Stated goal:
Exactly as they appear, output all of the entries.

Stored rows:
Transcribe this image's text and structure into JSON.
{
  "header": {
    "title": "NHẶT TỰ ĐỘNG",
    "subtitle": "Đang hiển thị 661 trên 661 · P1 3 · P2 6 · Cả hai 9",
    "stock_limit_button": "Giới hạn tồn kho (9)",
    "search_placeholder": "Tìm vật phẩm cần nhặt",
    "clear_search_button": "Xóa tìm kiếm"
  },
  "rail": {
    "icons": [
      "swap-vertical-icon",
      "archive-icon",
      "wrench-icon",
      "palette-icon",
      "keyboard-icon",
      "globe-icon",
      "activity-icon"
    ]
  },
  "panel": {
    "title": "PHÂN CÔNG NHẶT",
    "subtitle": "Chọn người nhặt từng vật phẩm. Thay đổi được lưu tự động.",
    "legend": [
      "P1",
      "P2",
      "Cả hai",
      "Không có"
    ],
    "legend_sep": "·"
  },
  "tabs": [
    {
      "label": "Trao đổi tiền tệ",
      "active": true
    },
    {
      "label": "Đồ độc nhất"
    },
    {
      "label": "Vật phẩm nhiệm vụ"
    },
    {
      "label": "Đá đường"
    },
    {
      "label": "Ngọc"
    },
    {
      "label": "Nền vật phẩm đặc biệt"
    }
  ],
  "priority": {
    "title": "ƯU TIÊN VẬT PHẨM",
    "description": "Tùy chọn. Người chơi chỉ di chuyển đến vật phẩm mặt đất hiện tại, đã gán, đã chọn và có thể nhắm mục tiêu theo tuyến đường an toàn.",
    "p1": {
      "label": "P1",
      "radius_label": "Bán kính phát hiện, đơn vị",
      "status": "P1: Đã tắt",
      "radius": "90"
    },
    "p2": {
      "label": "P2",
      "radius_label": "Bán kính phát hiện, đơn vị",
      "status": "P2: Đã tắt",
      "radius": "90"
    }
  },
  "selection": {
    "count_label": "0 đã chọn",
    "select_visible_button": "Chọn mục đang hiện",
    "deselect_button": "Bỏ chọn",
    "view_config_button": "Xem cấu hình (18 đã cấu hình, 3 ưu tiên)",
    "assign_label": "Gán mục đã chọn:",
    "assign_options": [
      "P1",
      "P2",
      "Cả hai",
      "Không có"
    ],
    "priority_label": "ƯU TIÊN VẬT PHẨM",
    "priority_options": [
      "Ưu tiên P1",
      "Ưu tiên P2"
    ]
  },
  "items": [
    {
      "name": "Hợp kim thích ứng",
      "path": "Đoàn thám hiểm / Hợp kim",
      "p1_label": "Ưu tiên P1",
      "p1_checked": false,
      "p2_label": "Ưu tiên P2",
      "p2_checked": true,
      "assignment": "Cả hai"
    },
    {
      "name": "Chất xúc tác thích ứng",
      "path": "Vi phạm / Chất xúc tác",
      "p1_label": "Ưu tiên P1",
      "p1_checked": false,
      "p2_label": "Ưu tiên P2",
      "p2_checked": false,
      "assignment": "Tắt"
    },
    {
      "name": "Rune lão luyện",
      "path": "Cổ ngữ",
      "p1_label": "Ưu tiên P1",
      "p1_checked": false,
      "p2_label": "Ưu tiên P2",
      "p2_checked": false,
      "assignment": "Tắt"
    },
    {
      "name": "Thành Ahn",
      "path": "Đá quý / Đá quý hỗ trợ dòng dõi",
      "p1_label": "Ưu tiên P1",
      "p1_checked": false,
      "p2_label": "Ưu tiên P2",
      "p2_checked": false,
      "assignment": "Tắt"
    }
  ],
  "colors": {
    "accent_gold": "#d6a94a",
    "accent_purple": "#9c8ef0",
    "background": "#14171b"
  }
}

Expected output:
Transcribe this image's text and structure into JSON.
{
  "header": {
    "title": "NHẶT TỰ ĐỘNG",
    "subtitle": "Đang hiển thị 661 trên 661 · P1 3 · P2 6 · Cả hai 9",
    "stock_limit_button": "Giới hạn tồn kho (9)",
    "search_placeholder": "Tìm vật phẩm cần nhặt",
    "clear_search_button": "Xóa tìm kiếm"
  },
  "rail": {
    "icons": [
      "swap-vertical-icon",
      "archive-icon",
      "wrench-icon",
      "palette-icon",
      "keyboard-icon",
      "globe-icon",
      "activity-icon"
    ]
  },
  "panel": {
    "title": "PHÂN CÔNG NHẶT",
    "subtitle": "Chọn người nhặt từng vật phẩm. Thay đổi được lưu tự động.",
    "legend": [
      "P1",
      "P2",
      "Cả hai",
      "Không có"
    ],
    "legend_sep": "·"
  },
  "tabs": [
    {
      "label": "Trao đổi tiền tệ",
      "active": true
    },
    {
      "label": "Đồ độc nhất"
    },
    {
      "label": "Vật phẩm nhiệm vụ"
    },
    {
      "label": "Đá đường"
    },
    {
      "label": "Ngọc"
    },
    {
      "label": "Nền vật phẩm đặc biệt"
    }
  ],
  "priority": {
    "title": "ƯU TIÊN VẬT PHẨM",
    "description": "Tùy chọn. Người chơi chỉ di chuyển đến vật phẩm mặt đất hiện tại, đã gán, đã chọn và có thể nhắm mục tiêu theo tuyến đường an toàn.",
    "p1": {
      "label": "P1",
      "radius_label": "Bán kính phát hiện, đơn vị",
      "status": "P1: Đã tắt",
      "radius": "90"
    },
    "p2": {
      "label": "P2",
      "radius_label": "Bán kính phát hiện, đơn vị",
      "status": "P2: Đã tắt",
      "radius": "90"
    }
  },
  "selection": {
    "count_label": "0 đã chọn",
    "select_visible_button": "Chọn mục đang hiện",
    "deselect_button": "Bỏ chọn",
    "view_config_button": "Xem cấu hình (18 đã cấu hình, 3 ưu tiên)",
    "assign_label": "Gán mục đã chọn:",
    "assign_options": [
      "P1",
      "P2",
      "Cả hai",
      "Không có"
    ],
    "priority_label": "ƯU TIÊN VẬT PHẨM",
    "priority_options": [
      "Ưu tiên P1",
      "Ưu tiên P2"
    ]
  },
  "items": [
    {
      "name": "Hợp kim thích ứng",
      "path": "Đoàn thám hiểm / Hợp kim",
      "p1_label": "Ưu tiên P1",
      "p1_checked": false,
      "p2_label": "Ưu tiên P2",
      "p2_checked": true,
      "assignment": "Cả hai"
    },
    {
      "name": "Chất xúc tác thích ứng",
      "path": "Vi phạm / Chất xúc tác",
      "p1_label": "Ưu tiên P1",
      "p1_checked": false,
      "p2_label": "Ưu tiên P2",
      "p2_checked": false,
      "assignment": "Tắt"
    },
    {
      "name": "Rune lão luyện",
      "path": "Cổ ngữ",
      "p1_label": "Ưu tiên P1",
      "p1_checked": false,
      "p2_label": "Ưu tiên P2",
      "p2_checked": false,
      "assignment": "Tắt"
    },
    {
      "name": "Thành Ahn",
      "path": "Đá quý / Đá quý hỗ trợ dòng dõi",
      "p1_label": "Ưu tiên P1",
      "p1_checked": false,
      "p2_label": "Ưu tiên P2",
      "p2_checked": false,
      "assignment": "Tắt"
    }
  ],
  "colors": {
    "accent_gold": "#d6a94a",
    "accent_purple": "#9c8ef0",
    "background": "#14171b"
  }
}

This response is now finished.